------ Record set ------

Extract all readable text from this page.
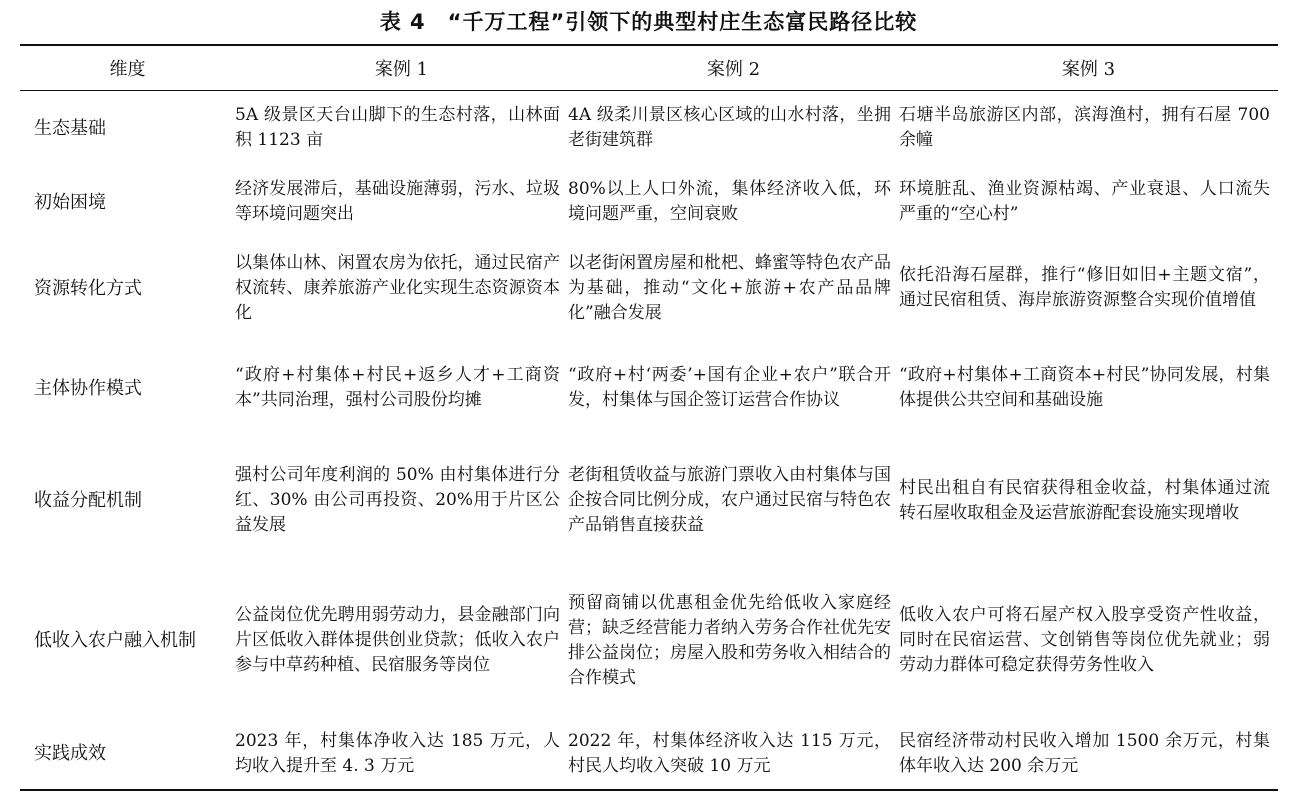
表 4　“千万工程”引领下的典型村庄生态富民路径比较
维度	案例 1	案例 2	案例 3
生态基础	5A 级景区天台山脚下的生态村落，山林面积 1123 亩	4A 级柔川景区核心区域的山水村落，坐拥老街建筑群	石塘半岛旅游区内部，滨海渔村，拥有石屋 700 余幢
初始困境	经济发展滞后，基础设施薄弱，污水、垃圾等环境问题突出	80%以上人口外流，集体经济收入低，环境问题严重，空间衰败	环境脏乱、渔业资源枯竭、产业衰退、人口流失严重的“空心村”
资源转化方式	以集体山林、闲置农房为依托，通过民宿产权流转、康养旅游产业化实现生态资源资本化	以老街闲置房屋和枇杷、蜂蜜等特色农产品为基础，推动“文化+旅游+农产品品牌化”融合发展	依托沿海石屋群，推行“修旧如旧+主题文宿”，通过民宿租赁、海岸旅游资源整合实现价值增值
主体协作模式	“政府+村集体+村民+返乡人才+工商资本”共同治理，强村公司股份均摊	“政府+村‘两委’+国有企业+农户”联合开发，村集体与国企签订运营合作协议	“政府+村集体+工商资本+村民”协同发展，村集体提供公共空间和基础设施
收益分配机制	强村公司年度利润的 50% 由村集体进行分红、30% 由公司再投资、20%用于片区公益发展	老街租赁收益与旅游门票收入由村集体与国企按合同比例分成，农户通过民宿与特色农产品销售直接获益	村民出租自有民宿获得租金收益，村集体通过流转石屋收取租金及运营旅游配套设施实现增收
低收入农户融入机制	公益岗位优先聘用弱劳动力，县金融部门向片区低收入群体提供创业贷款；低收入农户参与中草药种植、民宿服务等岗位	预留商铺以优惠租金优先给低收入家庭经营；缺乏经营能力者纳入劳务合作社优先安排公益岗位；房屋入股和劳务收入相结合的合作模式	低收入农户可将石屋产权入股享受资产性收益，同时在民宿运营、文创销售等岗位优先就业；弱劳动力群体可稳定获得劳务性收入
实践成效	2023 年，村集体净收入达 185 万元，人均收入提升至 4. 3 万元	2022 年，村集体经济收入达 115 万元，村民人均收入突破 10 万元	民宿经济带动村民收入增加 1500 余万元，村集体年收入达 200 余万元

------

**Short task**
Every line is to be duplicated exactly, though pictures stay out.

**Written answer**
Extract all readable text from this page.
表 4　“千万工程”引领下的典型村庄生态富民路径比较
维度	案例 1	案例 2	案例 3
生态基础	5A 级景区天台山脚下的生态村落，山林面积 1123 亩	4A 级柔川景区核心区域的山水村落，坐拥老街建筑群	石塘半岛旅游区内部，滨海渔村，拥有石屋 700 余幢
初始困境	经济发展滞后，基础设施薄弱，污水、垃圾等环境问题突出	80%以上人口外流，集体经济收入低，环境问题严重，空间衰败	环境脏乱、渔业资源枯竭、产业衰退、人口流失严重的“空心村”
资源转化方式	以集体山林、闲置农房为依托，通过民宿产权流转、康养旅游产业化实现生态资源资本化	以老街闲置房屋和枇杷、蜂蜜等特色农产品为基础，推动“文化+旅游+农产品品牌化”融合发展	依托沿海石屋群，推行“修旧如旧+主题文宿”，通过民宿租赁、海岸旅游资源整合实现价值增值
主体协作模式	“政府+村集体+村民+返乡人才+工商资本”共同治理，强村公司股份均摊	“政府+村‘两委’+国有企业+农户”联合开发，村集体与国企签订运营合作协议	“政府+村集体+工商资本+村民”协同发展，村集体提供公共空间和基础设施
收益分配机制	强村公司年度利润的 50% 由村集体进行分红、30% 由公司再投资、20%用于片区公益发展	老街租赁收益与旅游门票收入由村集体与国企按合同比例分成，农户通过民宿与特色农产品销售直接获益	村民出租自有民宿获得租金收益，村集体通过流转石屋收取租金及运营旅游配套设施实现增收
低收入农户融入机制	公益岗位优先聘用弱劳动力，县金融部门向片区低收入群体提供创业贷款；低收入农户参与中草药种植、民宿服务等岗位	预留商铺以优惠租金优先给低收入家庭经营；缺乏经营能力者纳入劳务合作社优先安排公益岗位；房屋入股和劳务收入相结合的合作模式	低收入农户可将石屋产权入股享受资产性收益，同时在民宿运营、文创销售等岗位优先就业；弱劳动力群体可稳定获得劳务性收入
实践成效	2023 年，村集体净收入达 185 万元，人均收入提升至 4. 3 万元	2022 年，村集体经济收入达 115 万元，村民人均收入突破 10 万元	民宿经济带动村民收入增加 1500 余万元，村集体年收入达 200 余万元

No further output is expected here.